Written exercise
State only the number of lines that include "structured".
[start of Data provided]
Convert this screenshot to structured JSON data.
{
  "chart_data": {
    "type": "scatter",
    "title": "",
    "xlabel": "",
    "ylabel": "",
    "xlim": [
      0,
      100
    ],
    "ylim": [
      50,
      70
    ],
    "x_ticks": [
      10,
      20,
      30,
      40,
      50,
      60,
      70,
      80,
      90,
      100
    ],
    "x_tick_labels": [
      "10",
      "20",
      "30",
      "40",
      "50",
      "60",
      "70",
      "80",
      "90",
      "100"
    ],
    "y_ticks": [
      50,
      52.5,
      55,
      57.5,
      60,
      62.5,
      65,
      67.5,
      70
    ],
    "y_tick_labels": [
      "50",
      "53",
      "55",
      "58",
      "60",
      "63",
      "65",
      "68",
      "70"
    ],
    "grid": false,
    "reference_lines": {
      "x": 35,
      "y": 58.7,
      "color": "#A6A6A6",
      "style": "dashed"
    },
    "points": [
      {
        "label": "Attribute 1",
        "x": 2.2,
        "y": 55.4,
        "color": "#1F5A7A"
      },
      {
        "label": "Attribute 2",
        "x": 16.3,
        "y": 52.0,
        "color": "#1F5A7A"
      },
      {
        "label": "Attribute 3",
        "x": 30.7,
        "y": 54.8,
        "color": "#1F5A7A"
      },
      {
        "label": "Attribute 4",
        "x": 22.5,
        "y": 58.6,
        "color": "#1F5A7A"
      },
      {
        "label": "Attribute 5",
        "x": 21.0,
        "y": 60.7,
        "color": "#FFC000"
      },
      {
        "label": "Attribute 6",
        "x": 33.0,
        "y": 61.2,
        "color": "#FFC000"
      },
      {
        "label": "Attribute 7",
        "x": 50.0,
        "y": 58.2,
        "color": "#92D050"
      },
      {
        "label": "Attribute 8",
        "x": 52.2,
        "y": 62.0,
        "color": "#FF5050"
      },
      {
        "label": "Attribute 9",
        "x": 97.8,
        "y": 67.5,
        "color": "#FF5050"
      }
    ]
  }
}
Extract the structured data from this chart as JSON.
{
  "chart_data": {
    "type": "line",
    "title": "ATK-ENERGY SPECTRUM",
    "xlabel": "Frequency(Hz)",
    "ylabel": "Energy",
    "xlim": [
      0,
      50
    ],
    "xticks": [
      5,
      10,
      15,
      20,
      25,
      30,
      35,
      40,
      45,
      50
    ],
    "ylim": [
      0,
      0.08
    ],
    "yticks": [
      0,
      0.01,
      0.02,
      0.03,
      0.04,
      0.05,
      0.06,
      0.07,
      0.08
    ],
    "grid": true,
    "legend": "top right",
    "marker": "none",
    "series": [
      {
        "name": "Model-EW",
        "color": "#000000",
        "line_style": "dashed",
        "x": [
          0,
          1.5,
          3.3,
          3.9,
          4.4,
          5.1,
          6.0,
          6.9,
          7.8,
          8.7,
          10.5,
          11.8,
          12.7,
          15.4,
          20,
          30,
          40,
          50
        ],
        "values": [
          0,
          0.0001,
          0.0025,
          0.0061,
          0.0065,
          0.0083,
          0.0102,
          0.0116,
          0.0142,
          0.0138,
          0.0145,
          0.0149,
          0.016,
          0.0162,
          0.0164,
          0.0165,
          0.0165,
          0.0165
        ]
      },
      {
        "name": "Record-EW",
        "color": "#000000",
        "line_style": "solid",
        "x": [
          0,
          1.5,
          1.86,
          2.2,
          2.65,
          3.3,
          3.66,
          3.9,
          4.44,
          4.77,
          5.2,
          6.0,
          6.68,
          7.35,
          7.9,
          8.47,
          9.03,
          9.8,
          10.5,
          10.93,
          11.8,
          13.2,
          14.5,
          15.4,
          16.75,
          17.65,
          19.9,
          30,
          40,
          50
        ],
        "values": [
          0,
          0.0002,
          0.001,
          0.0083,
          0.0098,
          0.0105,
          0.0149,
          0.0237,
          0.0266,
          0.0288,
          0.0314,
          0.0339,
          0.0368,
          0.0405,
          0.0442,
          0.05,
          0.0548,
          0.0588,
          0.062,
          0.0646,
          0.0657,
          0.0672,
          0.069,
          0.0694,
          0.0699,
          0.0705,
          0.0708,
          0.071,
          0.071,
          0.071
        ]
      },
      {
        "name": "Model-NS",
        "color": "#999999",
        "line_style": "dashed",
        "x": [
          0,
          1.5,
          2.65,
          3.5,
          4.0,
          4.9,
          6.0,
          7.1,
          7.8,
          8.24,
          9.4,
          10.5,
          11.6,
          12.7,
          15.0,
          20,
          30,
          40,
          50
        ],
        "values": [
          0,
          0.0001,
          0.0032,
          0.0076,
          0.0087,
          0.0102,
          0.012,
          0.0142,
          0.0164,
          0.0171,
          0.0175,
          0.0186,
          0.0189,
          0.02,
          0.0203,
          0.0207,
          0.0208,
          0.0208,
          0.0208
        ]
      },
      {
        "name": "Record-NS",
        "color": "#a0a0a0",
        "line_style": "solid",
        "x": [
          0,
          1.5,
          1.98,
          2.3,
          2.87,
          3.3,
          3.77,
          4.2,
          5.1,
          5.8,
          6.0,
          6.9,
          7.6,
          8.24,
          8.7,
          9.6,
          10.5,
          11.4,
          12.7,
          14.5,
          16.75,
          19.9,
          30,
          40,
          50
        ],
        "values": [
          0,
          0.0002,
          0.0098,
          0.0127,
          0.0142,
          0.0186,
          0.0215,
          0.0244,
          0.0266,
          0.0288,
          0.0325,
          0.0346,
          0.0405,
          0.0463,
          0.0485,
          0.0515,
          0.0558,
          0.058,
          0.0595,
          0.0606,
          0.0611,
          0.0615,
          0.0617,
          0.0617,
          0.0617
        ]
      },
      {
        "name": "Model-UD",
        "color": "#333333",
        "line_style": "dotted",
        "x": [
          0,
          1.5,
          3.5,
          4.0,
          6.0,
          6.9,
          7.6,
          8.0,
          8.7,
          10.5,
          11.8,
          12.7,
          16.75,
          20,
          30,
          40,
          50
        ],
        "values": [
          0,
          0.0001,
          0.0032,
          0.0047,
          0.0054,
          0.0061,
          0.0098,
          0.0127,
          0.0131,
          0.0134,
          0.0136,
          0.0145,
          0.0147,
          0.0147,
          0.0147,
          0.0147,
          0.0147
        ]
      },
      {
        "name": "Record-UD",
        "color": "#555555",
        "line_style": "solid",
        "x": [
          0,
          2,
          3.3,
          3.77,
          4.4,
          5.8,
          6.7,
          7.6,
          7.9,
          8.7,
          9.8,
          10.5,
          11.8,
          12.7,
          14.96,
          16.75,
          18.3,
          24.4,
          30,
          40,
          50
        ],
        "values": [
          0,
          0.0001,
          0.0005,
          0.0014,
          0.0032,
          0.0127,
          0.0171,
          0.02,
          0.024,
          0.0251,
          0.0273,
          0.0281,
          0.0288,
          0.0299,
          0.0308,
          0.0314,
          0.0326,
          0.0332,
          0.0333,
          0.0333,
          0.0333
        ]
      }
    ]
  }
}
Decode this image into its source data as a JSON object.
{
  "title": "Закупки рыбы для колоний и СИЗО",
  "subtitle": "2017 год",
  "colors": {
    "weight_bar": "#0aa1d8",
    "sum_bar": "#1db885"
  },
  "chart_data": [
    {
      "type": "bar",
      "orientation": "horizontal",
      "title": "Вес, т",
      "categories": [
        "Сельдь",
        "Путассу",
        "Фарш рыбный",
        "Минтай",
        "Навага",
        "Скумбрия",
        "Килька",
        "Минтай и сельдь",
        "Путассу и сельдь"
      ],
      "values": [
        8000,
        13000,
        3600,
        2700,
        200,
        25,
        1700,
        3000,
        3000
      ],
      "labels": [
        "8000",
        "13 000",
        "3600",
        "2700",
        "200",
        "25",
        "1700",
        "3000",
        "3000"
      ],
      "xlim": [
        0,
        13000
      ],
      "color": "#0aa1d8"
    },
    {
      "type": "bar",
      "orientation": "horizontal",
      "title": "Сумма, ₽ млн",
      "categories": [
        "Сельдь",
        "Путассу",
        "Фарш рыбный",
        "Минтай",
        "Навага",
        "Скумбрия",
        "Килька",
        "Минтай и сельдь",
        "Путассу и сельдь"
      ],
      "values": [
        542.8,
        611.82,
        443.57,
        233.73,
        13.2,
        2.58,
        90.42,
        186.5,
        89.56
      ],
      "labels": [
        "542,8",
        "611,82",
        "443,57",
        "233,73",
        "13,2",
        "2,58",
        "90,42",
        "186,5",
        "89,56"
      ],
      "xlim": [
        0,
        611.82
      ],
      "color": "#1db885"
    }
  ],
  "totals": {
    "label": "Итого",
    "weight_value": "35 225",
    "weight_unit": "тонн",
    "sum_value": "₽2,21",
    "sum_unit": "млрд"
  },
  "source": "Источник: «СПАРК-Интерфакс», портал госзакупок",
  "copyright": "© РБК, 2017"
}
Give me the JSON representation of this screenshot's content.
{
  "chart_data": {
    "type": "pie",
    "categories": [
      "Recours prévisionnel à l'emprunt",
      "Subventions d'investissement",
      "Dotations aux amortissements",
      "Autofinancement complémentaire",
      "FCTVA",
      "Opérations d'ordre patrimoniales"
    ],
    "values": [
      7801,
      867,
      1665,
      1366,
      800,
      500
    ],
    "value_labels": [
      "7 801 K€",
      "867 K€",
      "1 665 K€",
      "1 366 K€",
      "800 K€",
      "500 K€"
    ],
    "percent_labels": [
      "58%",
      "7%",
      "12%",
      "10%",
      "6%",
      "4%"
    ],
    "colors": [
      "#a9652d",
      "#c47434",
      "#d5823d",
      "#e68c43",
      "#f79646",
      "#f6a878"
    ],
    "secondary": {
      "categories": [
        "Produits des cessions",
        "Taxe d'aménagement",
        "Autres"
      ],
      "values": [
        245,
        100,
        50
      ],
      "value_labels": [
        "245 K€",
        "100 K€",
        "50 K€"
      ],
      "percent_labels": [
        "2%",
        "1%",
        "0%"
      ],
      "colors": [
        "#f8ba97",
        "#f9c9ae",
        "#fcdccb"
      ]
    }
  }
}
[end of Data provided]
Exercise solution
2